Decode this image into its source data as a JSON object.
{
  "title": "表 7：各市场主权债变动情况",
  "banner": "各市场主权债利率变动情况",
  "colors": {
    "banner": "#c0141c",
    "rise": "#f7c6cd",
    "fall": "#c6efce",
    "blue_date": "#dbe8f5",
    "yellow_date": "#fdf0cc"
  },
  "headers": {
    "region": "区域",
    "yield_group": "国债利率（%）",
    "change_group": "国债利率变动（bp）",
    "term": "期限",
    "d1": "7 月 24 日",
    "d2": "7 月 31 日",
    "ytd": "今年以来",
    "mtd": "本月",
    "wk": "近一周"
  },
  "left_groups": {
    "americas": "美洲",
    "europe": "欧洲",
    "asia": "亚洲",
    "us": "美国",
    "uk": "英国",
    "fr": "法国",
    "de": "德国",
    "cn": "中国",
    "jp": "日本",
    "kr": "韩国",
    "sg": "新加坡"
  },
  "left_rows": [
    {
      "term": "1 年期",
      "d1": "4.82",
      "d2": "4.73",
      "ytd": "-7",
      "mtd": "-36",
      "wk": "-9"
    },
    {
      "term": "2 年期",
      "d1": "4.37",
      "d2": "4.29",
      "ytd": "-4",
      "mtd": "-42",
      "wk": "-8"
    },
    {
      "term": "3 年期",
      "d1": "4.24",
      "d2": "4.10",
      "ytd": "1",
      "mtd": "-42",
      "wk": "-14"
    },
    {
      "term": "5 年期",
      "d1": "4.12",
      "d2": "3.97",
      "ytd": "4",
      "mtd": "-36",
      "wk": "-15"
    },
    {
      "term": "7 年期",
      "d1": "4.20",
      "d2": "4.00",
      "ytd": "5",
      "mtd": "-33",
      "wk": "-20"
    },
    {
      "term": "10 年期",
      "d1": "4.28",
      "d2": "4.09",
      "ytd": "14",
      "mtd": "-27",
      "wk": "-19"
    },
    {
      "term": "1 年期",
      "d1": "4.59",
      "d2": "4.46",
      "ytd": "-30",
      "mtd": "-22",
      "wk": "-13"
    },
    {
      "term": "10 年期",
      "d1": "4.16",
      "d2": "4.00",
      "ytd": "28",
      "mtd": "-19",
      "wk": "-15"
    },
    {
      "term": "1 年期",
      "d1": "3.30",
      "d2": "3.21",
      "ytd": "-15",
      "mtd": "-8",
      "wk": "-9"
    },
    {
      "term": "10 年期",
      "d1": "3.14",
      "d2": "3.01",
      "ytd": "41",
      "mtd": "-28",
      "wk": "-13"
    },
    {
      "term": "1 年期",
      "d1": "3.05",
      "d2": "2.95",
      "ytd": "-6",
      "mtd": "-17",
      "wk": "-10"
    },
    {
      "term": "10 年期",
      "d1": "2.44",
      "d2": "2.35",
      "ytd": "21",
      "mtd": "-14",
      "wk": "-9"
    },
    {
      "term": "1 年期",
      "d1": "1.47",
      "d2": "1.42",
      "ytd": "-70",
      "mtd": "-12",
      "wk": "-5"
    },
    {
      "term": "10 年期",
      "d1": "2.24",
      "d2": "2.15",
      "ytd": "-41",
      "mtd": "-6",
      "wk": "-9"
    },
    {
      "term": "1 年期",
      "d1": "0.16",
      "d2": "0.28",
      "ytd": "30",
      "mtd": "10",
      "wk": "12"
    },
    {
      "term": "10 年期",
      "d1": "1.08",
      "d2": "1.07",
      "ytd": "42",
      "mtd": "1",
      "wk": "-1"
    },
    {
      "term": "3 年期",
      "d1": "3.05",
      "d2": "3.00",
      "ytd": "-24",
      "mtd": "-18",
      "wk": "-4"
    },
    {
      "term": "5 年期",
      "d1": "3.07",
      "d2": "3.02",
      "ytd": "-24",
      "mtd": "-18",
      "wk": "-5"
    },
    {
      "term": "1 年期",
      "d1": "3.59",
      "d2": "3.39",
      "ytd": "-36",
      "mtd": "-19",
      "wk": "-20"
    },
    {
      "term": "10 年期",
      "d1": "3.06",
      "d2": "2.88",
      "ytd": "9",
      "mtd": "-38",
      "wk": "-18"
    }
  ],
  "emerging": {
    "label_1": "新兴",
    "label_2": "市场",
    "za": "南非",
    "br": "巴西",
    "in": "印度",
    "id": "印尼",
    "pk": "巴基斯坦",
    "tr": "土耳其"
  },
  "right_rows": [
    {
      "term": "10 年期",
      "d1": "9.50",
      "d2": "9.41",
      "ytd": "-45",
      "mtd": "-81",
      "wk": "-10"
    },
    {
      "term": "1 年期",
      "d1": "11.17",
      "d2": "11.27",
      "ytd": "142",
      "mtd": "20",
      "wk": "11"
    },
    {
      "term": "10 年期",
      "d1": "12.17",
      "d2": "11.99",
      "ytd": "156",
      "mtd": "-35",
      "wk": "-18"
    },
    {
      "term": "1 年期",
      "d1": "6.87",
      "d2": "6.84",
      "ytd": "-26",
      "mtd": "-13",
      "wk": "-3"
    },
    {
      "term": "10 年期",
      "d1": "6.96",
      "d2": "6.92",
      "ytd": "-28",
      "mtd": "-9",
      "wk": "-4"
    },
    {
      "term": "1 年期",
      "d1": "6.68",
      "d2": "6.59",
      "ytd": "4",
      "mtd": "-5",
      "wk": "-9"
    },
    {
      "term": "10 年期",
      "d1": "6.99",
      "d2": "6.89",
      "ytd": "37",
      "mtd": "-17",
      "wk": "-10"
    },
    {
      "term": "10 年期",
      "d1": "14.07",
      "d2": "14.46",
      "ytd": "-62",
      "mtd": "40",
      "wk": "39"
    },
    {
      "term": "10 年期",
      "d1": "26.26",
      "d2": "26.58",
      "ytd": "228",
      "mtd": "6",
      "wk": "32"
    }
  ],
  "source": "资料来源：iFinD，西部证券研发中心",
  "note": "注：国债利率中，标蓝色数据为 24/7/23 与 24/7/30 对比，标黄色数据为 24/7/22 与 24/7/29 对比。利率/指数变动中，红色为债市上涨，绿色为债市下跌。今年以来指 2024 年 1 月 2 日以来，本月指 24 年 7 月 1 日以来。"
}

STATED EXERCISE » Give the number of lines containing the word "source". No other answer is needed.

OUTPUT FOR THIS TASK » 2